→ **Stored records**
··········

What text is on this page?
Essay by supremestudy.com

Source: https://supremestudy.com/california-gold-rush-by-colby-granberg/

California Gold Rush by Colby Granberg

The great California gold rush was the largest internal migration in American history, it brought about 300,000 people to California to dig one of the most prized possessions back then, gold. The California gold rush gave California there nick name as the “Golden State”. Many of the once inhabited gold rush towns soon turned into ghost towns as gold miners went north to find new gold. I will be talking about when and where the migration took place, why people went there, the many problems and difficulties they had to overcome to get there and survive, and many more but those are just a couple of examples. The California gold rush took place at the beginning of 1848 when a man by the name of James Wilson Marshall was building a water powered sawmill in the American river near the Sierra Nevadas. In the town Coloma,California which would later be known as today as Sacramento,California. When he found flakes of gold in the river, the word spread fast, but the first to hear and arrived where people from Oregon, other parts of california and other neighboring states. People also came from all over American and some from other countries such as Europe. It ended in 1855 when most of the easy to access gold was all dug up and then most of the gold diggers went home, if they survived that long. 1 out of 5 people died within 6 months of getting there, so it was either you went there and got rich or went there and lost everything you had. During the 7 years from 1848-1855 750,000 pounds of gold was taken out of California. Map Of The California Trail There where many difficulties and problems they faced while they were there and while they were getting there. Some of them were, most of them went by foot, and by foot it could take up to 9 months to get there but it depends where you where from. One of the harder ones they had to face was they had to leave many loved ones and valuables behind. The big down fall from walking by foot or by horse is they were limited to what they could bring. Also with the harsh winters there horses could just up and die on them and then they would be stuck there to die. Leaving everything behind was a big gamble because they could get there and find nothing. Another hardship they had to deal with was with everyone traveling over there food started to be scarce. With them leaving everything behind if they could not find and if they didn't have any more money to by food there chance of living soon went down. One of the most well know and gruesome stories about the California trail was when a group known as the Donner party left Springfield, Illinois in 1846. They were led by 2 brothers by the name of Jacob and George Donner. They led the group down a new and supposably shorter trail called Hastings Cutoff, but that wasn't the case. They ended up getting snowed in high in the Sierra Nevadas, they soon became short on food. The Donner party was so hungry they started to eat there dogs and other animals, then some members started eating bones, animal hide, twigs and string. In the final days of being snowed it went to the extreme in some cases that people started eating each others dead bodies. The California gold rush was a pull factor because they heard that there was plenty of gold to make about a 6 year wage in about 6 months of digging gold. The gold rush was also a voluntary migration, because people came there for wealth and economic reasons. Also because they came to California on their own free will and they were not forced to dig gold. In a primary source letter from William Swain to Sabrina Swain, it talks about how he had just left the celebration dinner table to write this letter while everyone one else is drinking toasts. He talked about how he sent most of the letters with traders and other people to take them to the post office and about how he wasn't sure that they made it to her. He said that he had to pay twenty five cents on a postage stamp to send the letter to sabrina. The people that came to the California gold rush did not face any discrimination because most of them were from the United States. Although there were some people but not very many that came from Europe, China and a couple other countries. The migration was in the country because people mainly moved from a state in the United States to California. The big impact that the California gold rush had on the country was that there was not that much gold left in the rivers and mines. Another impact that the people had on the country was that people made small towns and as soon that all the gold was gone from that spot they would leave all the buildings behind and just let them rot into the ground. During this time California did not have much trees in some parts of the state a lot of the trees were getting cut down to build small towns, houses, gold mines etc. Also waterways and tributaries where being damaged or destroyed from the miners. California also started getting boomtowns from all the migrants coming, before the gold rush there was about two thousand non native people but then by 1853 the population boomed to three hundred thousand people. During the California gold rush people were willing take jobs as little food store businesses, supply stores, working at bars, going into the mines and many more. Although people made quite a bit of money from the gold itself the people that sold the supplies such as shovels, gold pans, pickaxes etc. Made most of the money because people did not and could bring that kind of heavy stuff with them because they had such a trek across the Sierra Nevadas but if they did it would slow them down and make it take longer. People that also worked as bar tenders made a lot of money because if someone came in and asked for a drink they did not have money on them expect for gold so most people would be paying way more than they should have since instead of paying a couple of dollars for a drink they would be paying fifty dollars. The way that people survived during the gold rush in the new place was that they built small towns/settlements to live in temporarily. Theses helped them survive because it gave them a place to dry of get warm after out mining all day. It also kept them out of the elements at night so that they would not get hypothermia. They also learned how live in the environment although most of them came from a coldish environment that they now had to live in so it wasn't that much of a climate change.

··········

→ **Exercise task**
Search the entries for the word "supremestudy", then list each line that holds it.

→ **Final answer**
Essay by supremestudy.com
Source: https://supremestudy.com/california-gold-rush-by-colby-granberg/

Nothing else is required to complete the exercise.